[Stored entries]
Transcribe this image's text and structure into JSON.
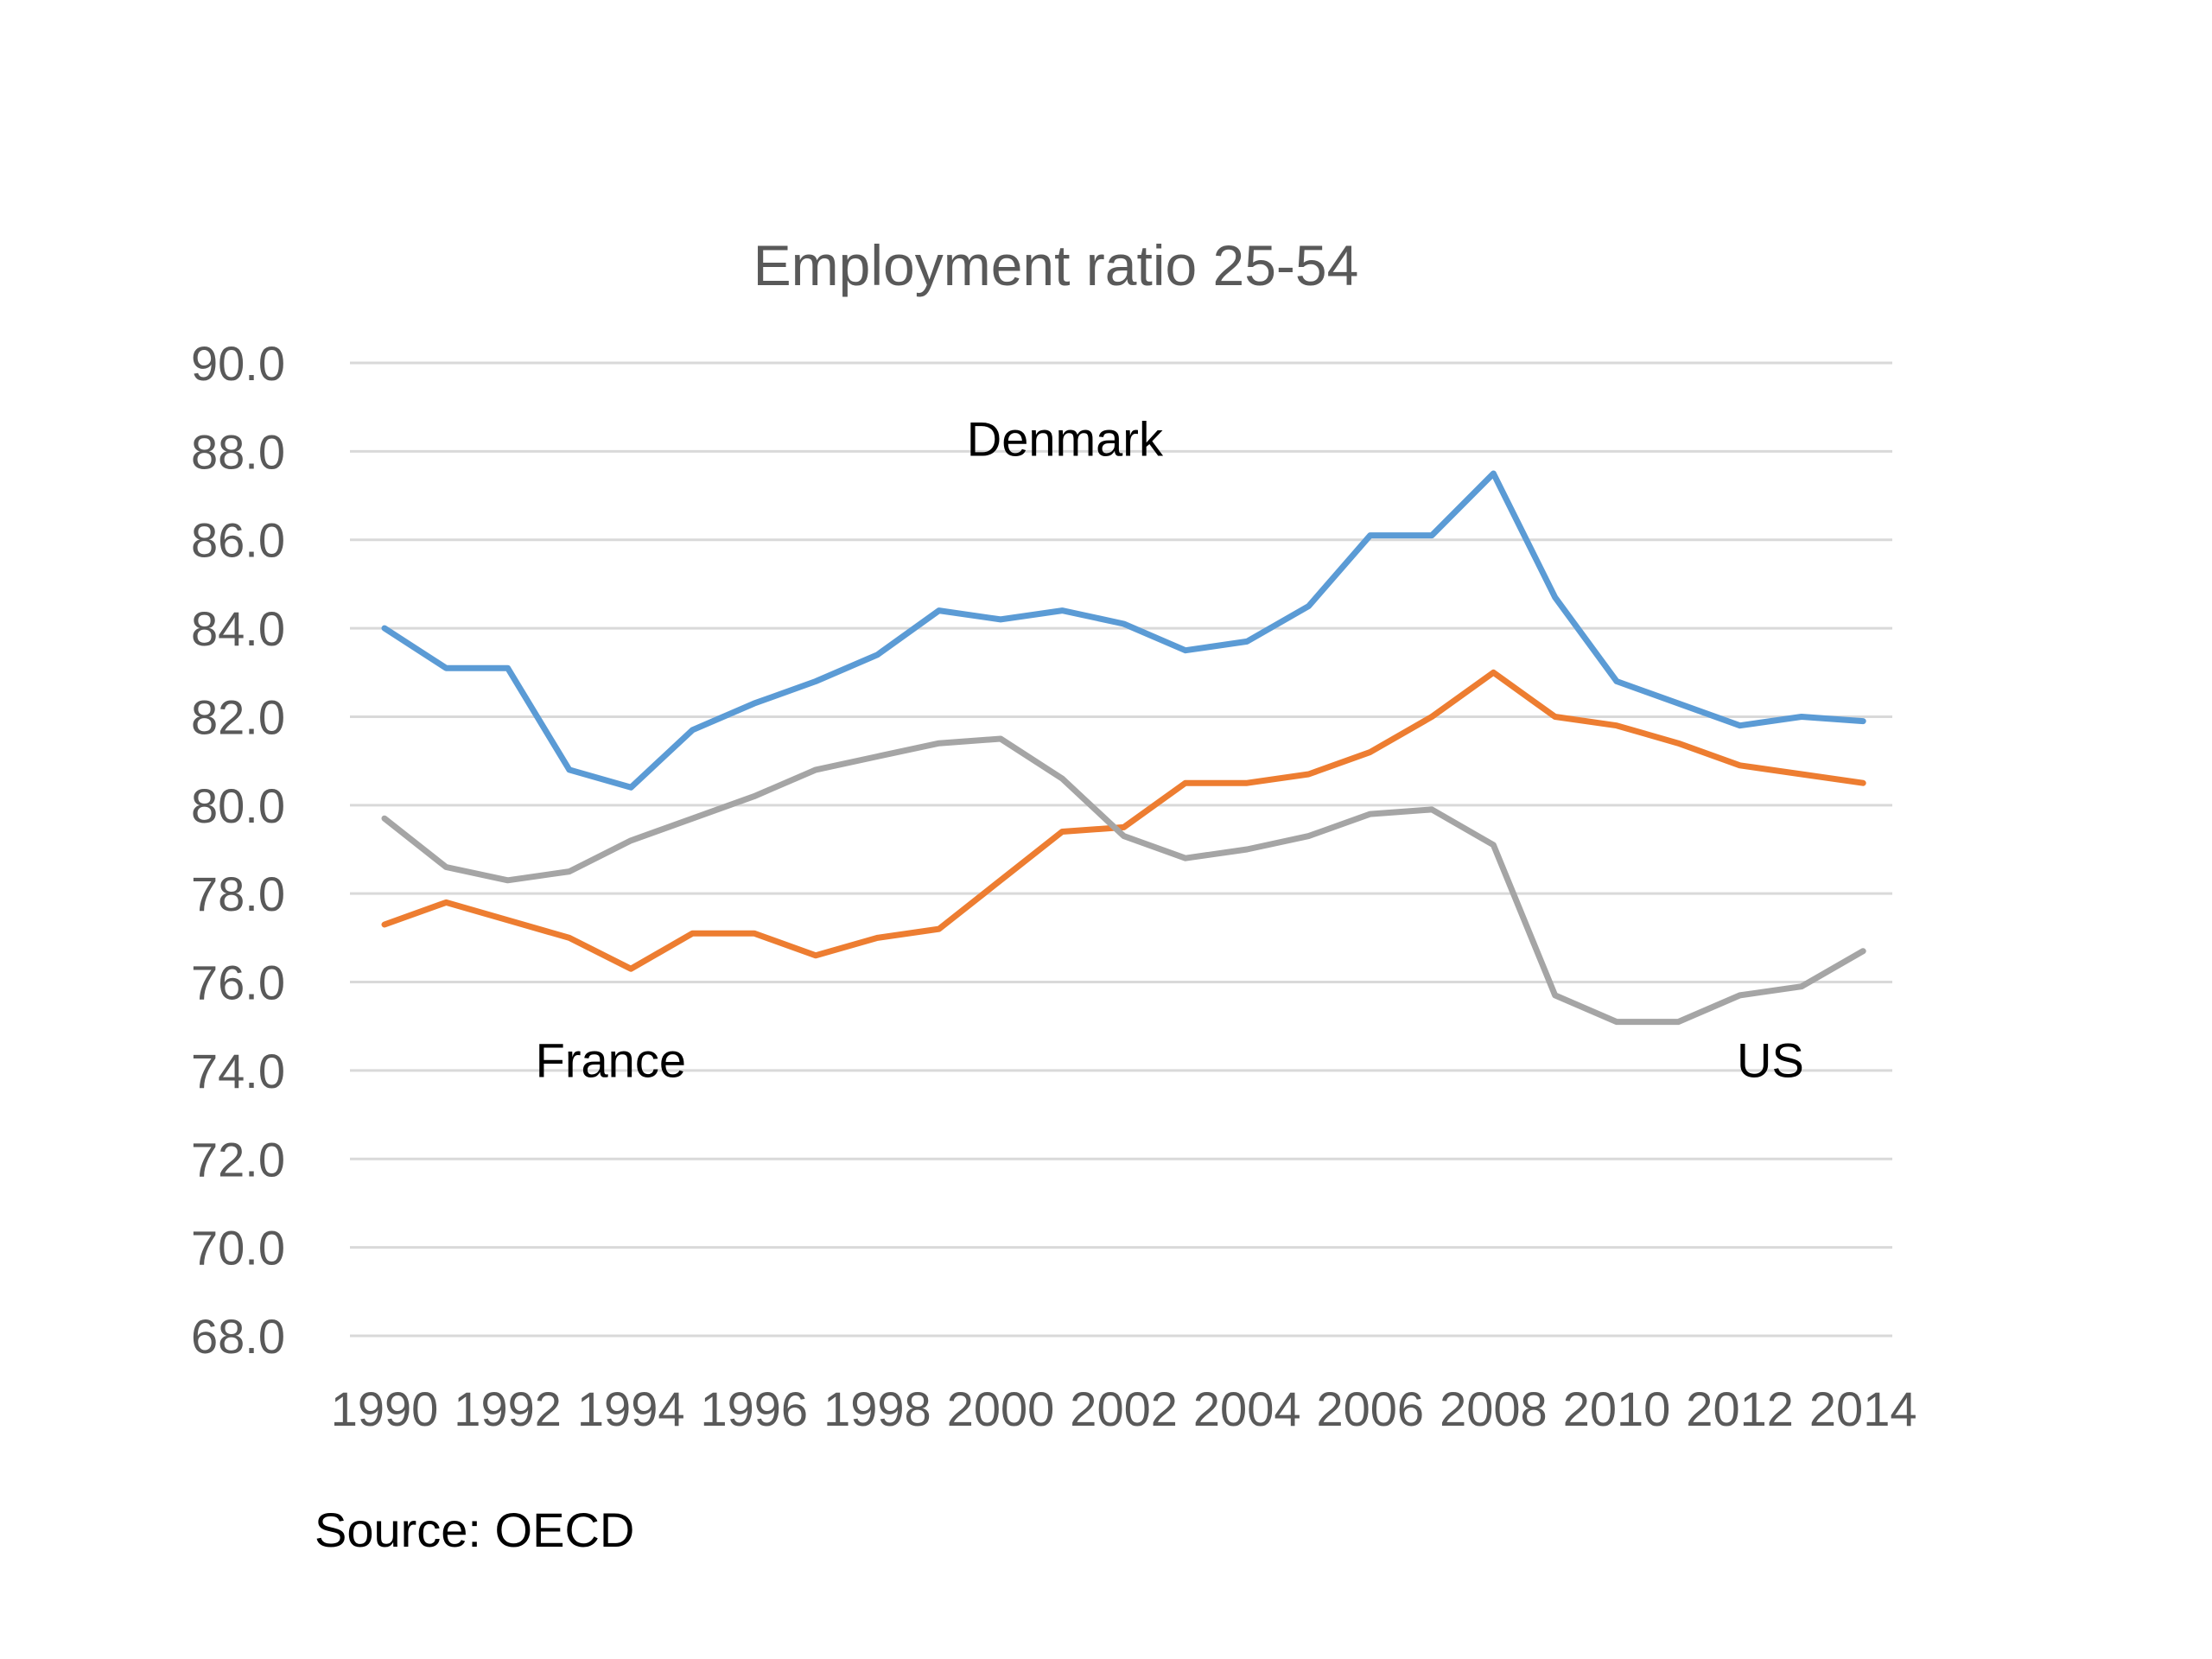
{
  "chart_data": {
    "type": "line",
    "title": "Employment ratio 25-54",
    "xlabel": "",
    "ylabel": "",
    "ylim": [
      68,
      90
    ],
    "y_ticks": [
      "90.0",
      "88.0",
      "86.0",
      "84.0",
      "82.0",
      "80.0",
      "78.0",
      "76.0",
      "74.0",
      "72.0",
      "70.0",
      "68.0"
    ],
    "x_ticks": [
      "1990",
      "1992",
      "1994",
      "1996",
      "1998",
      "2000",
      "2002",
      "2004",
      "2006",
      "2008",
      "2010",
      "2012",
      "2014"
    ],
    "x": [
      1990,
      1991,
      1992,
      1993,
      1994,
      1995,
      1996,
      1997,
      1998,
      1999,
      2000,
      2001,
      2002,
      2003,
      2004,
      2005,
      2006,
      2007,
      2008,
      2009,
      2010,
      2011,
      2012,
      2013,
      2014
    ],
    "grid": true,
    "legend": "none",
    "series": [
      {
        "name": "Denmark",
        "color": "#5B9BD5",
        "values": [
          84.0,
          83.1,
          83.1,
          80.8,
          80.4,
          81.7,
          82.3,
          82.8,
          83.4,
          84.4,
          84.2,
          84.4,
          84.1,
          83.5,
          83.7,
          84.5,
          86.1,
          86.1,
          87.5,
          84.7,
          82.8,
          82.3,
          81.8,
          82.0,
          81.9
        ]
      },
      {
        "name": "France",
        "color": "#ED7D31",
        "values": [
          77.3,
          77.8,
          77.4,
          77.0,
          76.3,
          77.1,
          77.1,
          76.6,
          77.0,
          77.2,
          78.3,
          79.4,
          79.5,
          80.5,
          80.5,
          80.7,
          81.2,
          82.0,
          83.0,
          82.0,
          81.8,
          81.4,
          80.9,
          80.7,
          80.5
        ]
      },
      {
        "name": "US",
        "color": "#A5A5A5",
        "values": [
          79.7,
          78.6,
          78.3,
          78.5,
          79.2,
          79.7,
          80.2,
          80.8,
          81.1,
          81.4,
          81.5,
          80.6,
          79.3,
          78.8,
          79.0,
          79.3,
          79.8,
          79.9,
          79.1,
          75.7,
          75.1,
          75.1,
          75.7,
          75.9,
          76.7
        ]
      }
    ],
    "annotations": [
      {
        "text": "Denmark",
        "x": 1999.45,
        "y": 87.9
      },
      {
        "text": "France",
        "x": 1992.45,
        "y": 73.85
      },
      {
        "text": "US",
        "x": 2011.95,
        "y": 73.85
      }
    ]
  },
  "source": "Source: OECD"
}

• [The exercise] Above are the records. Identify each line that contains the word "color".

• [Worked answer]
        "color": "#5B9BD5",
        "color": "#ED7D31",
        "color": "#A5A5A5",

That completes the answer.